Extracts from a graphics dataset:
□ □ □ □ □

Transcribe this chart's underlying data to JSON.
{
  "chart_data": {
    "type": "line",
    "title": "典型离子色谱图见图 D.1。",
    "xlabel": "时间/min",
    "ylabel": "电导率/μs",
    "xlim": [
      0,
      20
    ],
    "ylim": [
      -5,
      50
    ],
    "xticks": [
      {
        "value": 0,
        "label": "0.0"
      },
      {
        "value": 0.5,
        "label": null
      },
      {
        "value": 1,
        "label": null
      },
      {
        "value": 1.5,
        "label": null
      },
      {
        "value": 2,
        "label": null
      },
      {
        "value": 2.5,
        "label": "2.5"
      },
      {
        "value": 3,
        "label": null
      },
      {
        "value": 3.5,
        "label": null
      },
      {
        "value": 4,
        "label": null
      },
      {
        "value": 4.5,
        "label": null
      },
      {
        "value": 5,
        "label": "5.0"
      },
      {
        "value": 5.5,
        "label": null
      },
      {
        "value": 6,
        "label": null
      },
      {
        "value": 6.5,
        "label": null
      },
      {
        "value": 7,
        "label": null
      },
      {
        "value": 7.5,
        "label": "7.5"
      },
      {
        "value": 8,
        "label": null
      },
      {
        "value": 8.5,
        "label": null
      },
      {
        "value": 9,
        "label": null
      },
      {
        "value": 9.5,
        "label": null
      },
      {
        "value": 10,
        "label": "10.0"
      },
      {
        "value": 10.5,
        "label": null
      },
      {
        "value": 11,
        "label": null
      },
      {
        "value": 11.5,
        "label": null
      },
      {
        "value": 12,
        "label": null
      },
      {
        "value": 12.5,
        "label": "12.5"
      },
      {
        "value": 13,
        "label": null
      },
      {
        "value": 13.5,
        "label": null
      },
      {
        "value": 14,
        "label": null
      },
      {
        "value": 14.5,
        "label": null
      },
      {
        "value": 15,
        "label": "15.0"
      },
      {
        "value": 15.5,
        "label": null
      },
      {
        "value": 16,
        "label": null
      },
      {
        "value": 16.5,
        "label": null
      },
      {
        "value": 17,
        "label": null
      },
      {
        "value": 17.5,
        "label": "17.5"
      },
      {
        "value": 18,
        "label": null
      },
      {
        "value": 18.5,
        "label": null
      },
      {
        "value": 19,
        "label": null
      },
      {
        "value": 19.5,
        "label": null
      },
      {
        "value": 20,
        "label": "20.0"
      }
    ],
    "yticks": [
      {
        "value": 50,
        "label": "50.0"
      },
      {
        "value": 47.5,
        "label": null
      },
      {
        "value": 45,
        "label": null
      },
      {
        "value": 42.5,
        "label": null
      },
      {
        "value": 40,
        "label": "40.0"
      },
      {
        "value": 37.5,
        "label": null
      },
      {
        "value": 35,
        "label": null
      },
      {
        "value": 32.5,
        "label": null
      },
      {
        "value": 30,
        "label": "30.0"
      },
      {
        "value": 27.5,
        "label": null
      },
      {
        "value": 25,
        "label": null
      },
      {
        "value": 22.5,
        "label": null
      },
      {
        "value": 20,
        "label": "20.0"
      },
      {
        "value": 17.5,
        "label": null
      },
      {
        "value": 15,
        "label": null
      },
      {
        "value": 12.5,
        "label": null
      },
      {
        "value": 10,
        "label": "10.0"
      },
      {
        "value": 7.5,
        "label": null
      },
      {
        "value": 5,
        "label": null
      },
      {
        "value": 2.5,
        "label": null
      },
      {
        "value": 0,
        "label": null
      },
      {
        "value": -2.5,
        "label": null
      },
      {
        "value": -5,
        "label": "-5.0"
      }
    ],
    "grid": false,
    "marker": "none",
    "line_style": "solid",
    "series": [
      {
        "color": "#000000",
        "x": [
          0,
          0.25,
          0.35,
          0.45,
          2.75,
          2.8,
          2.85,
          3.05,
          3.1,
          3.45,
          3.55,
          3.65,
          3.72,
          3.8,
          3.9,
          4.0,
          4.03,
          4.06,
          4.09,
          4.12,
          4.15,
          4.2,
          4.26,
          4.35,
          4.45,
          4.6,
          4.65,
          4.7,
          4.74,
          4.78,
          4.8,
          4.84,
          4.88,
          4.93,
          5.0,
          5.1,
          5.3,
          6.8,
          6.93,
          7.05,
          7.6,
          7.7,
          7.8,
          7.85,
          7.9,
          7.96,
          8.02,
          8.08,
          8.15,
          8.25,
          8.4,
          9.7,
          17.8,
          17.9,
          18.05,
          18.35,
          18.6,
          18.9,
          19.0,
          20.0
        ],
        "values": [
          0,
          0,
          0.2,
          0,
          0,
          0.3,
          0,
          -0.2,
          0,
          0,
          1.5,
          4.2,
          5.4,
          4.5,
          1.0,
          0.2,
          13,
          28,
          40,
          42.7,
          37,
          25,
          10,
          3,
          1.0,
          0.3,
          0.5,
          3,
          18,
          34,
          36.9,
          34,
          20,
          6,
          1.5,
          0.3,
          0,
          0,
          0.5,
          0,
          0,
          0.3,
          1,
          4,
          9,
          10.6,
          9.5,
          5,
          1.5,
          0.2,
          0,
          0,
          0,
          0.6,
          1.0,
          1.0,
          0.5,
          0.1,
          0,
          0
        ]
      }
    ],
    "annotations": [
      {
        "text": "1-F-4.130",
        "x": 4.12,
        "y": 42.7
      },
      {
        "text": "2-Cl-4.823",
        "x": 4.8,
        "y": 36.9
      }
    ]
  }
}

□ □ □ □ □

▶ _Directions_
Reproduce the full listing exactly.

▶ _Exercise solution_
Transcribe this chart's underlying data to JSON.
{
  "chart_data": {
    "type": "line",
    "title": "典型离子色谱图见图 D.1。",
    "xlabel": "时间/min",
    "ylabel": "电导率/μs",
    "xlim": [
      0,
      20
    ],
    "ylim": [
      -5,
      50
    ],
    "xticks": [
      {
        "value": 0,
        "label": "0.0"
      },
      {
        "value": 0.5,
        "label": null
      },
      {
        "value": 1,
        "label": null
      },
      {
        "value": 1.5,
        "label": null
      },
      {
        "value": 2,
        "label": null
      },
      {
        "value": 2.5,
        "label": "2.5"
      },
      {
        "value": 3,
        "label": null
      },
      {
        "value": 3.5,
        "label": null
      },
      {
        "value": 4,
        "label": null
      },
      {
        "value": 4.5,
        "label": null
      },
      {
        "value": 5,
        "label": "5.0"
      },
      {
        "value": 5.5,
        "label": null
      },
      {
        "value": 6,
        "label": null
      },
      {
        "value": 6.5,
        "label": null
      },
      {
        "value": 7,
        "label": null
      },
      {
        "value": 7.5,
        "label": "7.5"
      },
      {
        "value": 8,
        "label": null
      },
      {
        "value": 8.5,
        "label": null
      },
      {
        "value": 9,
        "label": null
      },
      {
        "value": 9.5,
        "label": null
      },
      {
        "value": 10,
        "label": "10.0"
      },
      {
        "value": 10.5,
        "label": null
      },
      {
        "value": 11,
        "label": null
      },
      {
        "value": 11.5,
        "label": null
      },
      {
        "value": 12,
        "label": null
      },
      {
        "value": 12.5,
        "label": "12.5"
      },
      {
        "value": 13,
        "label": null
      },
      {
        "value": 13.5,
        "label": null
      },
      {
        "value": 14,
        "label": null
      },
      {
        "value": 14.5,
        "label": null
      },
      {
        "value": 15,
        "label": "15.0"
      },
      {
        "value": 15.5,
        "label": null
      },
      {
        "value": 16,
        "label": null
      },
      {
        "value": 16.5,
        "label": null
      },
      {
        "value": 17,
        "label": null
      },
      {
        "value": 17.5,
        "label": "17.5"
      },
      {
        "value": 18,
        "label": null
      },
      {
        "value": 18.5,
        "label": null
      },
      {
        "value": 19,
        "label": null
      },
      {
        "value": 19.5,
        "label": null
      },
      {
        "value": 20,
        "label": "20.0"
      }
    ],
    "yticks": [
      {
        "value": 50,
        "label": "50.0"
      },
      {
        "value": 47.5,
        "label": null
      },
      {
        "value": 45,
        "label": null
      },
      {
        "value": 42.5,
        "label": null
      },
      {
        "value": 40,
        "label": "40.0"
      },
      {
        "value": 37.5,
        "label": null
      },
      {
        "value": 35,
        "label": null
      },
      {
        "value": 32.5,
        "label": null
      },
      {
        "value": 30,
        "label": "30.0"
      },
      {
        "value": 27.5,
        "label": null
      },
      {
        "value": 25,
        "label": null
      },
      {
        "value": 22.5,
        "label": null
      },
      {
        "value": 20,
        "label": "20.0"
      },
      {
        "value": 17.5,
        "label": null
      },
      {
        "value": 15,
        "label": null
      },
      {
        "value": 12.5,
        "label": null
      },
      {
        "value": 10,
        "label": "10.0"
      },
      {
        "value": 7.5,
        "label": null
      },
      {
        "value": 5,
        "label": null
      },
      {
        "value": 2.5,
        "label": null
      },
      {
        "value": 0,
        "label": null
      },
      {
        "value": -2.5,
        "label": null
      },
      {
        "value": -5,
        "label": "-5.0"
      }
    ],
    "grid": false,
    "marker": "none",
    "line_style": "solid",
    "series": [
      {
        "color": "#000000",
        "x": [
          0,
          0.25,
          0.35,
          0.45,
          2.75,
          2.8,
          2.85,
          3.05,
          3.1,
          3.45,
          3.55,
          3.65,
          3.72,
          3.8,
          3.9,
          4.0,
          4.03,
          4.06,
          4.09,
          4.12,
          4.15,
          4.2,
          4.26,
          4.35,
          4.45,
          4.6,
          4.65,
          4.7,
          4.74,
          4.78,
          4.8,
          4.84,
          4.88,
          4.93,
          5.0,
          5.1,
          5.3,
          6.8,
          6.93,
          7.05,
          7.6,
          7.7,
          7.8,
          7.85,
          7.9,
          7.96,
          8.02,
          8.08,
          8.15,
          8.25,
          8.4,
          9.7,
          17.8,
          17.9,
          18.05,
          18.35,
          18.6,
          18.9,
          19.0,
          20.0
        ],
        "values": [
          0,
          0,
          0.2,
          0,
          0,
          0.3,
          0,
          -0.2,
          0,
          0,
          1.5,
          4.2,
          5.4,
          4.5,
          1.0,
          0.2,
          13,
          28,
          40,
          42.7,
          37,
          25,
          10,
          3,
          1.0,
          0.3,
          0.5,
          3,
          18,
          34,
          36.9,
          34,
          20,
          6,
          1.5,
          0.3,
          0,
          0,
          0.5,
          0,
          0,
          0.3,
          1,
          4,
          9,
          10.6,
          9.5,
          5,
          1.5,
          0.2,
          0,
          0,
          0,
          0.6,
          1.0,
          1.0,
          0.5,
          0.1,
          0,
          0
        ]
      }
    ],
    "annotations": [
      {
        "text": "1-F-4.130",
        "x": 4.12,
        "y": 42.7
      },
      {
        "text": "2-Cl-4.823",
        "x": 4.8,
        "y": 36.9
      }
    ]
  }
}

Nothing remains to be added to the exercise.